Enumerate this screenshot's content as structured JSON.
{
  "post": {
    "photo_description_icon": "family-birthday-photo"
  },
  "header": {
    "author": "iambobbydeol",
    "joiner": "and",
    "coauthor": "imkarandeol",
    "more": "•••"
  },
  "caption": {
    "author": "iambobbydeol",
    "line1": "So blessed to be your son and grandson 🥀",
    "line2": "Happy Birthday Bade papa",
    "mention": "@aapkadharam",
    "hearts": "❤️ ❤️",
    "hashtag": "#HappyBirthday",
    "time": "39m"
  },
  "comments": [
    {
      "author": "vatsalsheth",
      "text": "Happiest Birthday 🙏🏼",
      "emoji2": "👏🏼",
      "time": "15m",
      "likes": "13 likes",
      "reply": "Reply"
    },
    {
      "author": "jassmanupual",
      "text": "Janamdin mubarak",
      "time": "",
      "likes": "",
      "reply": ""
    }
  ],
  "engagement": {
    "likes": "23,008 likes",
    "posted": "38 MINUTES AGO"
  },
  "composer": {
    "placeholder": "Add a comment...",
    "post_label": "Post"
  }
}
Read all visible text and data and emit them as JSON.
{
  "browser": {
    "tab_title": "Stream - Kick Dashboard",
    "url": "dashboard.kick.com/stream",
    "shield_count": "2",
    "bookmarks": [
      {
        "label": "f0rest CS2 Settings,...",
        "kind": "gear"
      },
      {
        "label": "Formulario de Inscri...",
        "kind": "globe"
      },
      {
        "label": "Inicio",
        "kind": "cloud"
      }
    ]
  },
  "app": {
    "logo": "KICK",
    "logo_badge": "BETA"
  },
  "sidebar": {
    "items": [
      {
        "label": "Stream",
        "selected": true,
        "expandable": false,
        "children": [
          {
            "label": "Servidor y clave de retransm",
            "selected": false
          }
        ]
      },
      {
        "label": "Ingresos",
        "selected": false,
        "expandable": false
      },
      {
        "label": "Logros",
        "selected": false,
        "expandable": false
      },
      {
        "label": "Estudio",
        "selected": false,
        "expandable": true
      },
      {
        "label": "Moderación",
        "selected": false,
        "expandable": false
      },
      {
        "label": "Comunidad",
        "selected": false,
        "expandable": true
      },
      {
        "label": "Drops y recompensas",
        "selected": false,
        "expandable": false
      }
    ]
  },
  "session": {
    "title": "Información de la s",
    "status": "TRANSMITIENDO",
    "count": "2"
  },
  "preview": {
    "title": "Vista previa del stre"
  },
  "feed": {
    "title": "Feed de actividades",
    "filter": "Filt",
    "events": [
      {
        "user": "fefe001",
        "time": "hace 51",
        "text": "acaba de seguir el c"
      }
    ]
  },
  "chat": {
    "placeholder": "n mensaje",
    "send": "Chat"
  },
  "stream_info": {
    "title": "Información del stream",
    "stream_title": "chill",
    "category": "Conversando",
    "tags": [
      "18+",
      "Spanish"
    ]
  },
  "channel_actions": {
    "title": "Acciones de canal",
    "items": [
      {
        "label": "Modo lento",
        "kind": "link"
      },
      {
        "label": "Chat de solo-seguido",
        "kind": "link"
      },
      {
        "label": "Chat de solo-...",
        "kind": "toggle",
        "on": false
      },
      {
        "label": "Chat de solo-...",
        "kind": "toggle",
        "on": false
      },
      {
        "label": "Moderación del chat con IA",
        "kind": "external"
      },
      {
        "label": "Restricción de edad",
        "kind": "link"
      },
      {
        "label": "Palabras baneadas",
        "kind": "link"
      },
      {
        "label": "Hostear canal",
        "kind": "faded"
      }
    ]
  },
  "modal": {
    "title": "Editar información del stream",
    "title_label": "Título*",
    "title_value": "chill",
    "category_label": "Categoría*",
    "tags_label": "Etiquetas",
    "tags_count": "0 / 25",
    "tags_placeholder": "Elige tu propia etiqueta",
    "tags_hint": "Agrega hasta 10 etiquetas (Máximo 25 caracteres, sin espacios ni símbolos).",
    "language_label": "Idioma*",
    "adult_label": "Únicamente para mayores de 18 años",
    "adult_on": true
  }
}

**********

### WHAT IS BEING ASKED
Return each full line of the entries that contains the word "true".

### EXERCISE RESULT
        "selected": true,
        "expandable": true
        "expandable": true
    "adult_on": true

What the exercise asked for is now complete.